• [BRIEF]
The exercise asks you to copy every line below in which "title" appears.

• [EXCERPTED DATA]
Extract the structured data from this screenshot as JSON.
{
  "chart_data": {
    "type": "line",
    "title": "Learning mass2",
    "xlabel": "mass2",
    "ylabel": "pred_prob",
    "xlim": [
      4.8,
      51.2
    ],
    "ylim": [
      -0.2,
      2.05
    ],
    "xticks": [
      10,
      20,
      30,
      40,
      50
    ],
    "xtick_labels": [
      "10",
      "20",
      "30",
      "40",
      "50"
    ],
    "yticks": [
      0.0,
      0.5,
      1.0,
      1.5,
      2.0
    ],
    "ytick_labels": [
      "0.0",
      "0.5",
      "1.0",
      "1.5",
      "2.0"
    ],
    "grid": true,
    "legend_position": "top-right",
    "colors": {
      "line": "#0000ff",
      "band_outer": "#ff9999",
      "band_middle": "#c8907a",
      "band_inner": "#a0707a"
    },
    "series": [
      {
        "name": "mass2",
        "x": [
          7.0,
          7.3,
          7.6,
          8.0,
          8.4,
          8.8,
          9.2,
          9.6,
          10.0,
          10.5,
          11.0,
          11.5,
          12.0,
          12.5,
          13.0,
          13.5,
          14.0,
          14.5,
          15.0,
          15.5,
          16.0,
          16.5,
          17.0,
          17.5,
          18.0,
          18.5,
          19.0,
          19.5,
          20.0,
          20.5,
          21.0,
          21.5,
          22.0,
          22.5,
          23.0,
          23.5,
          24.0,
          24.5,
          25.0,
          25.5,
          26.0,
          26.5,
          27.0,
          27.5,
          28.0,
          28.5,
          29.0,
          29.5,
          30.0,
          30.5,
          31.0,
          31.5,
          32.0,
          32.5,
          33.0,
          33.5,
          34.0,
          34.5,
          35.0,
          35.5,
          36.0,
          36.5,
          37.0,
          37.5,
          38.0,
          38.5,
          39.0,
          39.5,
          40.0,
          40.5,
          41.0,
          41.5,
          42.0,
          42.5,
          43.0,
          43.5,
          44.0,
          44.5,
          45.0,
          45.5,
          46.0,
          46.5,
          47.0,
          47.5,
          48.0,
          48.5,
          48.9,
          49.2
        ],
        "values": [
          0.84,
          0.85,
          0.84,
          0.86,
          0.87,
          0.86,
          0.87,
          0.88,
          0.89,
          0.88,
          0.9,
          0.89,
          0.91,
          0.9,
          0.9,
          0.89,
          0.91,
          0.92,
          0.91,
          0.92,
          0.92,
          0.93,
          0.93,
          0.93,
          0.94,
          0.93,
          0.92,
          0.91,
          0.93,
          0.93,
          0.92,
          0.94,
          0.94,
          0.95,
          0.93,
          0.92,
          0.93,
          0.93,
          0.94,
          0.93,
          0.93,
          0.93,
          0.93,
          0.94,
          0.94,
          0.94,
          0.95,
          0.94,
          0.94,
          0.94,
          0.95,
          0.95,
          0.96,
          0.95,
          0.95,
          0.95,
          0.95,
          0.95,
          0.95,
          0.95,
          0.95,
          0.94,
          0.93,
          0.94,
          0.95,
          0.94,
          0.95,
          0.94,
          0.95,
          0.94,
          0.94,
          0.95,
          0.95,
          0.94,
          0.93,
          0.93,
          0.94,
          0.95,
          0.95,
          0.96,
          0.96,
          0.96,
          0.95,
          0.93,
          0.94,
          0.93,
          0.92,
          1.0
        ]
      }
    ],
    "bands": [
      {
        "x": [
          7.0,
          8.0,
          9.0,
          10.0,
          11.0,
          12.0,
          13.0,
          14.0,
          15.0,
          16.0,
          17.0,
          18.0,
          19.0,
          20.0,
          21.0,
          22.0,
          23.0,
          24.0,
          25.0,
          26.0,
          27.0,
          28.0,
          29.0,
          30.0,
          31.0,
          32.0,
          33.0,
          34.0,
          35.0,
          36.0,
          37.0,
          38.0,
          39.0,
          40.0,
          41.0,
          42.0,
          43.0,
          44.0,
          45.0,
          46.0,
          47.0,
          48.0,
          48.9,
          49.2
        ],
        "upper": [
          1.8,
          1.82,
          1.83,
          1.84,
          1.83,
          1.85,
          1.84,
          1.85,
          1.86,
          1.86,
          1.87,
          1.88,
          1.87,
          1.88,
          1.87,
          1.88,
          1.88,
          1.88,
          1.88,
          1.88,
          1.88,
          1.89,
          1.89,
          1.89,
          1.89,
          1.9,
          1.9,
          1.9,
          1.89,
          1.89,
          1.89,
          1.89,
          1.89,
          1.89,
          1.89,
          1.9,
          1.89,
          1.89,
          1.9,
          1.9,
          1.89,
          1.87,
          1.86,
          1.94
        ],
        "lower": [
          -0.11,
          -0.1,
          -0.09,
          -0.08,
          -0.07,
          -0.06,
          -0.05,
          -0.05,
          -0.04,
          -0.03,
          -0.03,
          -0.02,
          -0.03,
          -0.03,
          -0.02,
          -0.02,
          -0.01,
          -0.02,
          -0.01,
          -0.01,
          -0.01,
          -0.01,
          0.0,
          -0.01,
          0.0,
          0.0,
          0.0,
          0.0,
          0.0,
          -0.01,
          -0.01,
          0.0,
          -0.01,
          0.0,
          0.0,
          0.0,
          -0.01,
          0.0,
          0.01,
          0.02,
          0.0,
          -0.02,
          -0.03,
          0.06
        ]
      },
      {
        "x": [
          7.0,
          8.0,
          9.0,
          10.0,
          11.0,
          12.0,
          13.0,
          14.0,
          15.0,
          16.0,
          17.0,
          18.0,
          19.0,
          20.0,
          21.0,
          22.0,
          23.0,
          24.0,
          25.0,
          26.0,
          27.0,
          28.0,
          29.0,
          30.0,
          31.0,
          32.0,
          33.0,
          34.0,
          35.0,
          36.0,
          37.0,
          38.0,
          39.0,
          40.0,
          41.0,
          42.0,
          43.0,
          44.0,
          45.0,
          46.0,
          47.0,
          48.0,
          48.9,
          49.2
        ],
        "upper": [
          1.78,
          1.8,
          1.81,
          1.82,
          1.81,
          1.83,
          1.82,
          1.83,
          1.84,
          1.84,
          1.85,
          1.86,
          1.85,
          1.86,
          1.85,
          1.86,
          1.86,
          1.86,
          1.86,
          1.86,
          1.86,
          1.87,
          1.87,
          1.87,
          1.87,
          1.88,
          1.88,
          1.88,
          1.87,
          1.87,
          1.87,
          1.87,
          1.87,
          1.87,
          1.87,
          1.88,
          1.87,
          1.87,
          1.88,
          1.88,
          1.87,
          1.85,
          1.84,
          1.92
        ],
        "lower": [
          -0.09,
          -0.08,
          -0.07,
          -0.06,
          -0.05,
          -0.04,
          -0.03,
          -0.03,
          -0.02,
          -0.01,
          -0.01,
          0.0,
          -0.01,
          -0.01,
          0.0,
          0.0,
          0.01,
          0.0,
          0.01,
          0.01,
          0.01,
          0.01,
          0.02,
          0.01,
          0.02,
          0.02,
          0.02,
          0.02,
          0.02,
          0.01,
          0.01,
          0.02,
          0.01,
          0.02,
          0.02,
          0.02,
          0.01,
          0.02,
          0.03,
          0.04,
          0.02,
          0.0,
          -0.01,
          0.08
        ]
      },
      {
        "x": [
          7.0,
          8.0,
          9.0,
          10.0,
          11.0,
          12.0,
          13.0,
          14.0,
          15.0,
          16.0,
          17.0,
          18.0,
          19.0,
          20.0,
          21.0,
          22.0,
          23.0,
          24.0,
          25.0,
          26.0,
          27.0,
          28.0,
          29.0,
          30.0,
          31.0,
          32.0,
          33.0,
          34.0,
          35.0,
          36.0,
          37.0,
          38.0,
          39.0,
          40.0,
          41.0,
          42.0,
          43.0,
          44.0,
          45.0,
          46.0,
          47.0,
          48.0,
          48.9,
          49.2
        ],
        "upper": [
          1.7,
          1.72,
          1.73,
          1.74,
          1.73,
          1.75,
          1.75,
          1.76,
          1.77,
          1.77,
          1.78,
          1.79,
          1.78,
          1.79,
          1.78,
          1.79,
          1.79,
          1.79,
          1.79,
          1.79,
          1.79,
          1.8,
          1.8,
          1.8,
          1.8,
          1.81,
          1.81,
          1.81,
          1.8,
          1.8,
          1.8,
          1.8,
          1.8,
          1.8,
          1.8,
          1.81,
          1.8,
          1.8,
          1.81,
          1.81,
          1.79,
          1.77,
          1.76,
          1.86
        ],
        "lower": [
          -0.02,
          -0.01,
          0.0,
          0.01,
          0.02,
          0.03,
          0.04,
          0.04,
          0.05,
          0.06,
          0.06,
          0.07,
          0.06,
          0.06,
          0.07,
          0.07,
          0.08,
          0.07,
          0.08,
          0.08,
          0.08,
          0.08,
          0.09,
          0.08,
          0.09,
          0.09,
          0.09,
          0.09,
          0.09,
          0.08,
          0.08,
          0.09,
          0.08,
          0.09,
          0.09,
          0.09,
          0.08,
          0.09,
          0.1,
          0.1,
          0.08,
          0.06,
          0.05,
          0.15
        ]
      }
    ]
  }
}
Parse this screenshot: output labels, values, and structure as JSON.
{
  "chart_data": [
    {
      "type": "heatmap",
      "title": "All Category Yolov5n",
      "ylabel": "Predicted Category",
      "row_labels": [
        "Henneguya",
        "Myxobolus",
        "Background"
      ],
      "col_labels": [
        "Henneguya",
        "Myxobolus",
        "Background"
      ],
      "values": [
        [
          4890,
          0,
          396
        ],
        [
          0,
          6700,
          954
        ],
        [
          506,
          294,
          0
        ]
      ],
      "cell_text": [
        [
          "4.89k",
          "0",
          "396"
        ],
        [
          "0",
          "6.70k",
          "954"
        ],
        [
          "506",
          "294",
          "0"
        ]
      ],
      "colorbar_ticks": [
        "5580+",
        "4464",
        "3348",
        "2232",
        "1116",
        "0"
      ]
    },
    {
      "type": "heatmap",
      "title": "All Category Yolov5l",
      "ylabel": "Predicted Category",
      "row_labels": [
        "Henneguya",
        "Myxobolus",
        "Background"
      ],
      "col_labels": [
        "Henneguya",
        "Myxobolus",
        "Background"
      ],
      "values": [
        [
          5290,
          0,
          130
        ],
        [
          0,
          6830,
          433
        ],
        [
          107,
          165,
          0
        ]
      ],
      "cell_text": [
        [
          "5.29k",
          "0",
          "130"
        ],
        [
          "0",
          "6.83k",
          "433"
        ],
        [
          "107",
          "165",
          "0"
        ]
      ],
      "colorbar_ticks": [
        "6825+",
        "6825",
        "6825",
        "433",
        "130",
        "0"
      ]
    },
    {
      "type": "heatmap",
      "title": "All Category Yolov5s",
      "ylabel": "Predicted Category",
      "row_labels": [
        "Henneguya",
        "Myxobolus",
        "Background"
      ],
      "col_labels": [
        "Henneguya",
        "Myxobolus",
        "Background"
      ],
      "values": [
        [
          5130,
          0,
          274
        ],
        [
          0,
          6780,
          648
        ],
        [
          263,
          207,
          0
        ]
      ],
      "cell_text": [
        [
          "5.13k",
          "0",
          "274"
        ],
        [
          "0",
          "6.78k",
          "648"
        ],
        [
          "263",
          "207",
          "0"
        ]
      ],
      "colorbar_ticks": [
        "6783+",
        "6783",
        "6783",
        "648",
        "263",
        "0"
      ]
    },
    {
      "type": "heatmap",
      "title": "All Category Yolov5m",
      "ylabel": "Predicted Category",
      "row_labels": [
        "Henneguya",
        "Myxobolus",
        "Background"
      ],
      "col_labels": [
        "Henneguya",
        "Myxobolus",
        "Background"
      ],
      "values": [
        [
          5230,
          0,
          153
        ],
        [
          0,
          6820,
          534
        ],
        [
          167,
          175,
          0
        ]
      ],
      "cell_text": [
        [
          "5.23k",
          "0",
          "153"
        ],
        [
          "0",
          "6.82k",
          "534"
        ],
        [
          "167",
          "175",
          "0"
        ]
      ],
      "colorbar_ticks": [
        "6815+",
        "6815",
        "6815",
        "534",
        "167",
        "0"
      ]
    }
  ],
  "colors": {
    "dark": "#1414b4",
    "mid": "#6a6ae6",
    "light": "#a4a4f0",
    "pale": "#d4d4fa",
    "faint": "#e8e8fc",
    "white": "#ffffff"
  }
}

• [COMPLETE RESPONSE]
    "title": "Learning mass2",
      "title": "All Category Yolov5n",
      "title": "All Category Yolov5l",
      "title": "All Category Yolov5s",
      "title": "All Category Yolov5m",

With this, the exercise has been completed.